Extract each line holding the word "name" from the entries.

▬▬▬▬▬▬

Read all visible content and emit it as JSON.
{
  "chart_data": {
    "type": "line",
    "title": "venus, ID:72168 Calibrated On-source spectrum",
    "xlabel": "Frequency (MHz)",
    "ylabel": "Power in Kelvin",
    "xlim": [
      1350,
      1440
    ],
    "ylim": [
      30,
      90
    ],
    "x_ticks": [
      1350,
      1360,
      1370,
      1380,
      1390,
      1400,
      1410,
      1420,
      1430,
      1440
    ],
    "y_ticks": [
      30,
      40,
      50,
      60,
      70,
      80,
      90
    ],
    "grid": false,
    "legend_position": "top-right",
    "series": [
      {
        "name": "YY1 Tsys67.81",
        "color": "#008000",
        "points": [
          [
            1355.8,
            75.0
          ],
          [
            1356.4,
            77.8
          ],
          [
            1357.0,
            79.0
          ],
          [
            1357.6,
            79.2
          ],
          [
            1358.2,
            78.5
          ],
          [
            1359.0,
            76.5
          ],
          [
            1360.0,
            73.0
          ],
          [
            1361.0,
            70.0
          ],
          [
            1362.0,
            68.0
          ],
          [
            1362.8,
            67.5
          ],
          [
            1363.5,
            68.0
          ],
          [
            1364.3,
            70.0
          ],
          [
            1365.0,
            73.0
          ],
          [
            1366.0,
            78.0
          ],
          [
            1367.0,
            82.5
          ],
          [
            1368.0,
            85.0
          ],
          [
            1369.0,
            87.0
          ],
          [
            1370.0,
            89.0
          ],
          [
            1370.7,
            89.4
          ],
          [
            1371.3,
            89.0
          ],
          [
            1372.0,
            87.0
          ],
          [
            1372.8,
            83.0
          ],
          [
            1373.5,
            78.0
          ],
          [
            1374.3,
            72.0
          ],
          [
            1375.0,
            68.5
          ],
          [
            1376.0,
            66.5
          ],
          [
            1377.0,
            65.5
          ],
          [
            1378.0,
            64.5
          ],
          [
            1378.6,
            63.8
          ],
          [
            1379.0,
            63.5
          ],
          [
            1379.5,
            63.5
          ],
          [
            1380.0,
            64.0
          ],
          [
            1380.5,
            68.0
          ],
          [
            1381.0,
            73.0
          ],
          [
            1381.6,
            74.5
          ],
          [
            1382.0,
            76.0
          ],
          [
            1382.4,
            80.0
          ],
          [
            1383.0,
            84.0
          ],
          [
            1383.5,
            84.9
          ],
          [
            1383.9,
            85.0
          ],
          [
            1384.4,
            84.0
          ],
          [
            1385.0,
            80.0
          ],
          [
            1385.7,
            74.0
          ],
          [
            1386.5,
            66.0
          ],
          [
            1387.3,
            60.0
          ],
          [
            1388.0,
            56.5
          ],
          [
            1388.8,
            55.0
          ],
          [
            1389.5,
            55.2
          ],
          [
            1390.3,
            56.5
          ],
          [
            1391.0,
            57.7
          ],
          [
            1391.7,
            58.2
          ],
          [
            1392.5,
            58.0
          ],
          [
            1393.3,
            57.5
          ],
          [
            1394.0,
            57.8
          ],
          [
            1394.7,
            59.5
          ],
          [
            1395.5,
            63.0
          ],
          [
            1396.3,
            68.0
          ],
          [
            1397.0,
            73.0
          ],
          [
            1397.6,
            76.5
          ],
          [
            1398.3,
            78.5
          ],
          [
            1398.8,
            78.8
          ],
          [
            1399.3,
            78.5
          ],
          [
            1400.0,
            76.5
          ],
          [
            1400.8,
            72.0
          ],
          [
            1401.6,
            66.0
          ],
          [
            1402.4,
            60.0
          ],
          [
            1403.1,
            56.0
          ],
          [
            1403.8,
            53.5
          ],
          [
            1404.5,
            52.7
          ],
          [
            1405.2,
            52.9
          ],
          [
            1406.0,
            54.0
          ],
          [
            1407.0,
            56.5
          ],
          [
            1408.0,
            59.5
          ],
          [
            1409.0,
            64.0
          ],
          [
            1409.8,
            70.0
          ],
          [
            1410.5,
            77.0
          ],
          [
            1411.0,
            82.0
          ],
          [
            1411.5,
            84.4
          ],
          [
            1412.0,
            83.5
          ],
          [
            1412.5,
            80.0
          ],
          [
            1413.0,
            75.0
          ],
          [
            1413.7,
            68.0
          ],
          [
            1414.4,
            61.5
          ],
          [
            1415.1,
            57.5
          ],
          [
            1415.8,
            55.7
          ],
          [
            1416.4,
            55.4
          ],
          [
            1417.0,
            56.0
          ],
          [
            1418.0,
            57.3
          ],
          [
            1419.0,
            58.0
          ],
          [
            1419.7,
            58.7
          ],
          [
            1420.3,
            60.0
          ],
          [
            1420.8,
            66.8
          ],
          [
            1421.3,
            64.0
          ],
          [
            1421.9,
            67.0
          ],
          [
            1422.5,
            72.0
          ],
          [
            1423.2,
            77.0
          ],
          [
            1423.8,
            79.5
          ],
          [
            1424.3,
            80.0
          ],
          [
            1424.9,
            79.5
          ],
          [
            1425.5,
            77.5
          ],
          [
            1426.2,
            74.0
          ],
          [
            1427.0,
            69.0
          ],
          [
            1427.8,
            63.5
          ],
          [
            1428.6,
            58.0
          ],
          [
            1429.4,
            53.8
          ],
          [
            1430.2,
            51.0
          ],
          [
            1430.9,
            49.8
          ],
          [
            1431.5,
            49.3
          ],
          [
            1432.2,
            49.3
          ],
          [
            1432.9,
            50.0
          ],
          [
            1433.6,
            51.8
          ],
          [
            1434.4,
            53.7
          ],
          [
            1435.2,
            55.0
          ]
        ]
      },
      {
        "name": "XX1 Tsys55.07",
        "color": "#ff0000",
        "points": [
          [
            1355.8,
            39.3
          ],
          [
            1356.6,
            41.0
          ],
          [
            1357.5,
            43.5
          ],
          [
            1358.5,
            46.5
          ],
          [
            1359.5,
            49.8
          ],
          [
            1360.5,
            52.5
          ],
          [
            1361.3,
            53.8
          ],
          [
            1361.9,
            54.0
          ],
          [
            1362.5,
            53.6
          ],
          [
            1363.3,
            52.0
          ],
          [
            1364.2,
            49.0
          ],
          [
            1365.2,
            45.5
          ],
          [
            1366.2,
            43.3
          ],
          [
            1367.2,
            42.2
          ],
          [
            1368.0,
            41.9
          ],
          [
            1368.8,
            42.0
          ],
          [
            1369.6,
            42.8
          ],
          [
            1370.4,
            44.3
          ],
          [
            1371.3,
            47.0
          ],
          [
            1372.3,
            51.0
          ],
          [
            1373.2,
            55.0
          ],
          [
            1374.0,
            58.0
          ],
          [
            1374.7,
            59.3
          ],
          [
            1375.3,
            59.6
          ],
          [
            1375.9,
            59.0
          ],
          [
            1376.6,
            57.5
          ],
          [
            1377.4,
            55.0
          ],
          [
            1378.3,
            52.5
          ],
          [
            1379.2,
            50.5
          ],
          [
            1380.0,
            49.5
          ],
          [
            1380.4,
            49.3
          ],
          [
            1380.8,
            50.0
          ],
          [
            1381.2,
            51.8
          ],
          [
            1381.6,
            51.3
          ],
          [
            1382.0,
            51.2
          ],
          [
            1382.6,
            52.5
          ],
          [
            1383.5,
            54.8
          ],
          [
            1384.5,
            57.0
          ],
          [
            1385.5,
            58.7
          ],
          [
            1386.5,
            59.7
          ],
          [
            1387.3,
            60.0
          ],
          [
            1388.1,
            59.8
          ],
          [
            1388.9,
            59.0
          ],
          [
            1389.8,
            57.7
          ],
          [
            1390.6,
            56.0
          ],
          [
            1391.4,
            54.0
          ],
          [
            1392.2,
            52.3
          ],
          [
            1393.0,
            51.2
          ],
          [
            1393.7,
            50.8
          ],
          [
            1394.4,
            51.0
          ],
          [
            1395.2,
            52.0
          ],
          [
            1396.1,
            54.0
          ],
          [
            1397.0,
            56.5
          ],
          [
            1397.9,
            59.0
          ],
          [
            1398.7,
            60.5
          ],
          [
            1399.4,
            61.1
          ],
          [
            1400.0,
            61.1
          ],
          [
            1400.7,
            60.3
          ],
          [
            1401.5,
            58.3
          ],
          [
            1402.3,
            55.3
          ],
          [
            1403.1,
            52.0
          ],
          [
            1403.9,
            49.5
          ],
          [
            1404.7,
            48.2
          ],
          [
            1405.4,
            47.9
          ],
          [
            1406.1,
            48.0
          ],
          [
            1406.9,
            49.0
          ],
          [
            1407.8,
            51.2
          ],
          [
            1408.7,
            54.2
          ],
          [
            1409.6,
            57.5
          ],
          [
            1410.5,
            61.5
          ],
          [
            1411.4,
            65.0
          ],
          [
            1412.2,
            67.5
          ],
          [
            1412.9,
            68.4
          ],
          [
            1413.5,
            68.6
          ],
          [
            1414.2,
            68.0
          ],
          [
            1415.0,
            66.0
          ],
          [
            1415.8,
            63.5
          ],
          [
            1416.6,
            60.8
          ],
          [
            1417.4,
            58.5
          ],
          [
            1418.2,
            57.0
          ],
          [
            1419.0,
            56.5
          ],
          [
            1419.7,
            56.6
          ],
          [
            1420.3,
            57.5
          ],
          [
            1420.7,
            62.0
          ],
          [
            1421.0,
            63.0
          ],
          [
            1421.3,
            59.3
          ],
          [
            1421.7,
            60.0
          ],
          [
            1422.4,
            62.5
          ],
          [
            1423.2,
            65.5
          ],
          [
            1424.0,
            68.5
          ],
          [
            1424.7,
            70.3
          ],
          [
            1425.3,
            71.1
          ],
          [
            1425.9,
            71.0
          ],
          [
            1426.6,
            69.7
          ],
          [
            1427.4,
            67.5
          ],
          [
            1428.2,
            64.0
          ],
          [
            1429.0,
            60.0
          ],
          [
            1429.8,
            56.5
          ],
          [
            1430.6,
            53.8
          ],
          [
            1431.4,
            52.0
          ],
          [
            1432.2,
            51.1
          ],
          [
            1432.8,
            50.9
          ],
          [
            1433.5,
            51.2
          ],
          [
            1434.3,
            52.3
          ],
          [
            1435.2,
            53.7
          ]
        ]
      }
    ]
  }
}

▬▬▬▬▬▬

* [Final result]
        "name": "YY1 Tsys67.81",
        "name": "XX1 Tsys55.07",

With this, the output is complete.